## Goal of the exercise
Take each line that has the word "arrow" and return it.
═════ Data listing ═════
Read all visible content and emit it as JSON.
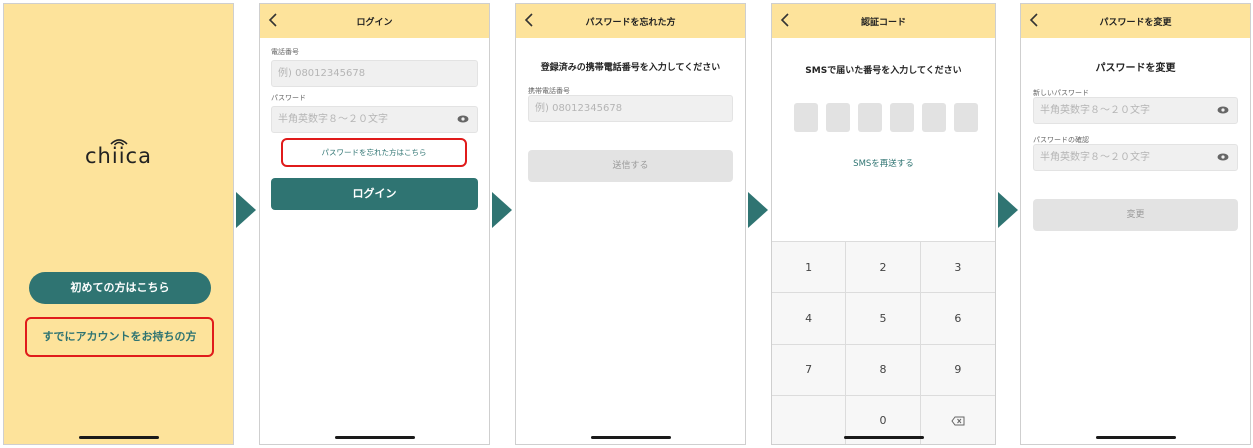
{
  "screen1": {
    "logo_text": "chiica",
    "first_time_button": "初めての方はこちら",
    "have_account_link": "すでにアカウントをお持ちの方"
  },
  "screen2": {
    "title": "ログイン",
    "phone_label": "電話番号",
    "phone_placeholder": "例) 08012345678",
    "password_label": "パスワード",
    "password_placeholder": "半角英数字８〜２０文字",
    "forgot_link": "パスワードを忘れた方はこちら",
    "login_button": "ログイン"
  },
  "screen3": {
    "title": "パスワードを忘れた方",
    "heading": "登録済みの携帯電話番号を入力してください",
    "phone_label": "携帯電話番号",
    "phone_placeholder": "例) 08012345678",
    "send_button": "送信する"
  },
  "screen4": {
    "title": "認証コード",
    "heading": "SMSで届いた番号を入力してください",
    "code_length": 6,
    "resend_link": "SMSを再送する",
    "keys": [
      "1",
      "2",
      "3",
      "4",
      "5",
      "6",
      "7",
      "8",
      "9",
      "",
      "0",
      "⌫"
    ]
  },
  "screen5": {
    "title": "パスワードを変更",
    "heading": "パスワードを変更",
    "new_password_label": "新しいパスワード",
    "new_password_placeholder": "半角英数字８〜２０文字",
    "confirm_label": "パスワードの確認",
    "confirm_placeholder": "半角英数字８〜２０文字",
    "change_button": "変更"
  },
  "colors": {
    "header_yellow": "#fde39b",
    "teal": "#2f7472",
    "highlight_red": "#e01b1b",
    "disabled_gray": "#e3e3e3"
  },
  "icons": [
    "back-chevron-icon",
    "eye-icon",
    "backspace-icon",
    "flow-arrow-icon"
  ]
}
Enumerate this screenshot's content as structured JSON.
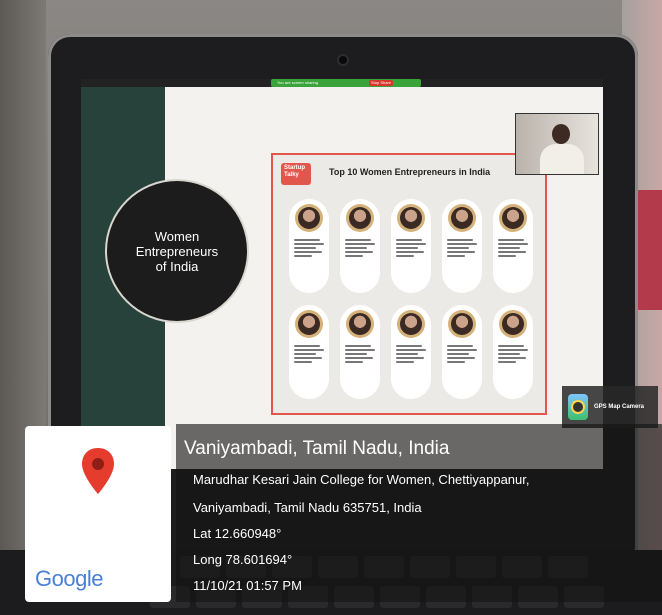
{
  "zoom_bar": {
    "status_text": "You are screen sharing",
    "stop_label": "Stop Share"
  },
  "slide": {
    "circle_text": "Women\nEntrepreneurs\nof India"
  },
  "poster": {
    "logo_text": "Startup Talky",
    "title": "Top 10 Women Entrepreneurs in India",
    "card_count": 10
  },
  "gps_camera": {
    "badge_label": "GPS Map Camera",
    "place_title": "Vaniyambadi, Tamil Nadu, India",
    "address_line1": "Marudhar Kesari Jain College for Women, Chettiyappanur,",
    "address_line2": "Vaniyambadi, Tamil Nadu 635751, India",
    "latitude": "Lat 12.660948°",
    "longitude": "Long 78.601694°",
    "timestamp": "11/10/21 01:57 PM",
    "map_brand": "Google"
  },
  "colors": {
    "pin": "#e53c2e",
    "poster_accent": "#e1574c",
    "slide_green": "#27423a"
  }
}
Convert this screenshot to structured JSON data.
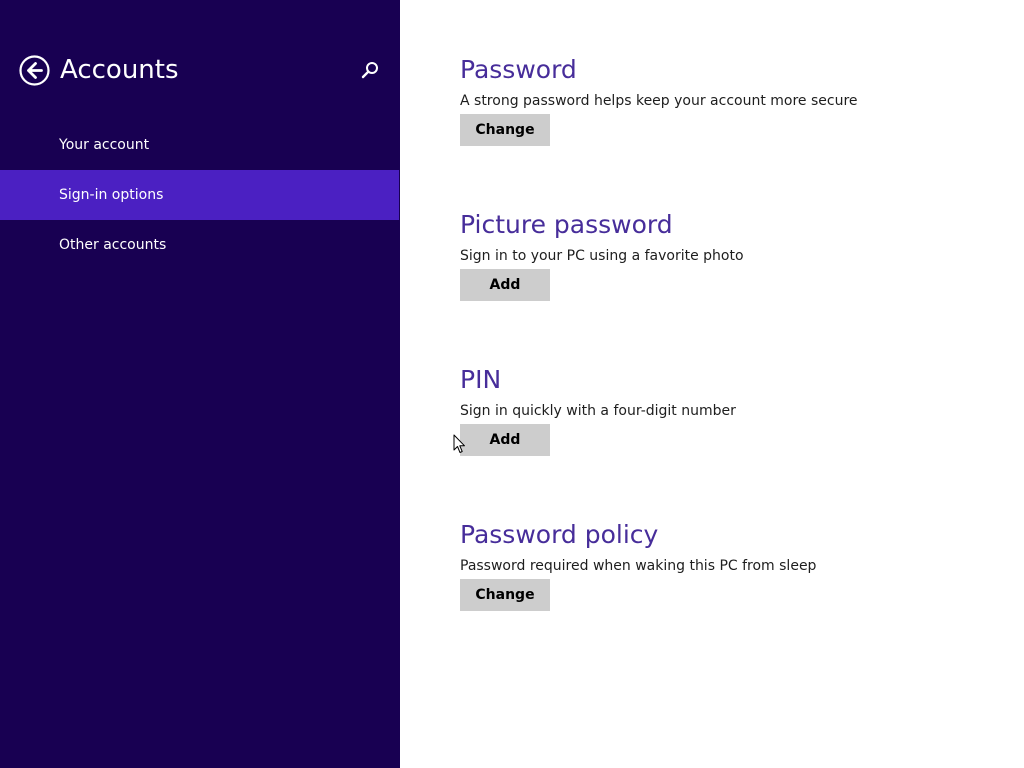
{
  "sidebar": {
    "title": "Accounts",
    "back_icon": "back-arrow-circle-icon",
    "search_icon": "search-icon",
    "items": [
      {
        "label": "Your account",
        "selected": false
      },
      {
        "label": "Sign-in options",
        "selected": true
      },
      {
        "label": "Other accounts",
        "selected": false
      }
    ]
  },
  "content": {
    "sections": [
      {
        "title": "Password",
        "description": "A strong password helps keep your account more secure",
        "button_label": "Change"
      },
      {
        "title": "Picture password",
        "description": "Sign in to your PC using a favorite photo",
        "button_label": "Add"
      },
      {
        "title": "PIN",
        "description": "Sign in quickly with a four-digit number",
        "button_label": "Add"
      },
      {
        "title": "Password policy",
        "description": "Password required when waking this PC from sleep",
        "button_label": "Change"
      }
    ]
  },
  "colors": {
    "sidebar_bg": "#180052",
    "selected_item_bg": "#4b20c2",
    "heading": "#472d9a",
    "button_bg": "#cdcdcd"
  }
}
═════
═════ Data listing ═════
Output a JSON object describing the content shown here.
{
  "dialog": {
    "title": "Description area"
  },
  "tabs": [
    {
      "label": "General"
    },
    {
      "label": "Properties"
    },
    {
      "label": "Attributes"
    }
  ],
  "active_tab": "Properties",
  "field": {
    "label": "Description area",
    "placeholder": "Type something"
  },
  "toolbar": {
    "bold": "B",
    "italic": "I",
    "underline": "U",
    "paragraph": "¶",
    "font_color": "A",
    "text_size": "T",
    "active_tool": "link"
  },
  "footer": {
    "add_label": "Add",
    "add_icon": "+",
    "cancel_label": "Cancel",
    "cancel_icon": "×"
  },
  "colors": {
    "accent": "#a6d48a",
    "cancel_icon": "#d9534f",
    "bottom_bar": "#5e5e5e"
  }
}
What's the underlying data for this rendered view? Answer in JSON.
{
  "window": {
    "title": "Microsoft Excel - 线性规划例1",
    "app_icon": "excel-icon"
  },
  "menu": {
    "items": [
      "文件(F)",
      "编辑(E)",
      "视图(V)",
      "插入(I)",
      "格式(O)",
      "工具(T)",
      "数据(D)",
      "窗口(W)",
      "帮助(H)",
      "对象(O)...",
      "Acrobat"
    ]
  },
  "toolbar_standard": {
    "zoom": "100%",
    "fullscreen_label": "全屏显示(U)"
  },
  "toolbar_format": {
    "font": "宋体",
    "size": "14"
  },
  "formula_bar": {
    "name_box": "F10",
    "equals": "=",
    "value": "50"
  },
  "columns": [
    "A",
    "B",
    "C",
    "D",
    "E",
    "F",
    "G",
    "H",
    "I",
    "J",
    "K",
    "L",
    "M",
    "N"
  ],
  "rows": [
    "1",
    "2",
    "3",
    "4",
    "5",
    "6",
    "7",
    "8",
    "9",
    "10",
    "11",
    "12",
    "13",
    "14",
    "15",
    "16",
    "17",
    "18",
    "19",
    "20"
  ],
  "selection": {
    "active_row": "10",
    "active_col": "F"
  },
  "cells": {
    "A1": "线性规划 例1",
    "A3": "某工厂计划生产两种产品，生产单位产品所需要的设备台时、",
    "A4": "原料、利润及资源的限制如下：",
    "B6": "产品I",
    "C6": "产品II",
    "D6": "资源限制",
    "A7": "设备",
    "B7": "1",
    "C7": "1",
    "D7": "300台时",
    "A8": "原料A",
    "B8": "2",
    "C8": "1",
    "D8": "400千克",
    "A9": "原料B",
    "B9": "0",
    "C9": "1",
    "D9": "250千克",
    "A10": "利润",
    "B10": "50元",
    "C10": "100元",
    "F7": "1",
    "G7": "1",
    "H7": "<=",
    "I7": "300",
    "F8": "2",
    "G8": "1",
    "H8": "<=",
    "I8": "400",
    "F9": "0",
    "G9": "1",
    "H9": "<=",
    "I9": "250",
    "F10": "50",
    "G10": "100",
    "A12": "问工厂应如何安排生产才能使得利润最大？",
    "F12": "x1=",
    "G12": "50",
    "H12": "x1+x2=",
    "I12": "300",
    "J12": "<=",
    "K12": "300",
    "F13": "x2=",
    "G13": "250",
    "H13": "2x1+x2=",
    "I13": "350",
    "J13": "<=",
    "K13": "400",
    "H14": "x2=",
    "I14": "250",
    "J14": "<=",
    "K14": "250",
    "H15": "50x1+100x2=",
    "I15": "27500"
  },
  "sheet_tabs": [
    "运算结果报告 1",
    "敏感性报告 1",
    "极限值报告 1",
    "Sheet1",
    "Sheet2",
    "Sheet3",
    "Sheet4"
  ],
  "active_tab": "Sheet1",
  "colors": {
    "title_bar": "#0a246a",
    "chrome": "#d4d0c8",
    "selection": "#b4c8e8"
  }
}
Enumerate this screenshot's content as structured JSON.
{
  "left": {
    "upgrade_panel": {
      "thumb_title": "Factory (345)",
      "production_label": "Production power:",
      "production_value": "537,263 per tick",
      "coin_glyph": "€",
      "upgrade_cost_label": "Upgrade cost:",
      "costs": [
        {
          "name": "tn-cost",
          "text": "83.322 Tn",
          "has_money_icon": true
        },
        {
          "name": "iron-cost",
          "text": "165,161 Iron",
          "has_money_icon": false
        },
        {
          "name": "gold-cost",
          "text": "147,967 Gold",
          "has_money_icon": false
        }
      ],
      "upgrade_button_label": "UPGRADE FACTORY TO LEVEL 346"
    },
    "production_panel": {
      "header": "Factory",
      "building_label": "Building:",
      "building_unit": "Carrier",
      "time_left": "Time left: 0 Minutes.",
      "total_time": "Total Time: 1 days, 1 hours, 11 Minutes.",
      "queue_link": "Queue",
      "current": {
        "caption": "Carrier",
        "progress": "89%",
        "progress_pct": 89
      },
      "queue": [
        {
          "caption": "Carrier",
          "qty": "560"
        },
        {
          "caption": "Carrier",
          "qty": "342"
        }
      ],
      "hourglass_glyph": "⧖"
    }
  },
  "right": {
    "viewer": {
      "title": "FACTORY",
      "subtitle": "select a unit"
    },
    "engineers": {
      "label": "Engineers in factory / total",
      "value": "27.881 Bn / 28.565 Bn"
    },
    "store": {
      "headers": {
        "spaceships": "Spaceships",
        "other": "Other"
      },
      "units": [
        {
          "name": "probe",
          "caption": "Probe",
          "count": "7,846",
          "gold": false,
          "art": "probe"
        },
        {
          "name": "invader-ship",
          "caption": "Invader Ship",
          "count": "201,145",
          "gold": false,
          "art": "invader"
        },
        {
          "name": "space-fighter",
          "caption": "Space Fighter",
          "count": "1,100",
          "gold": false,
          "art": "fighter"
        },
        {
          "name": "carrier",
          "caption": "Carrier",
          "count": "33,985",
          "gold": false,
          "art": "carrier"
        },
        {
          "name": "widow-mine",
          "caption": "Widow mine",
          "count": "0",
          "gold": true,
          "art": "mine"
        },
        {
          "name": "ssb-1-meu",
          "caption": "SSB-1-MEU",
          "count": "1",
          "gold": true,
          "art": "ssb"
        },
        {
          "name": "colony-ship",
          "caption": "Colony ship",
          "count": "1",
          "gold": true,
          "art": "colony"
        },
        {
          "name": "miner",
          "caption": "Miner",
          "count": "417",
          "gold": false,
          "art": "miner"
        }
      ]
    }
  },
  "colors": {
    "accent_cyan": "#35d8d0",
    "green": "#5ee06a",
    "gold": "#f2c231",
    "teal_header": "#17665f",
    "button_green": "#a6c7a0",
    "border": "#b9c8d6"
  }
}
═════
## Answer to this task
    "flow-arrow-icon"
    "back_icon": "back-arrow-circle-icon",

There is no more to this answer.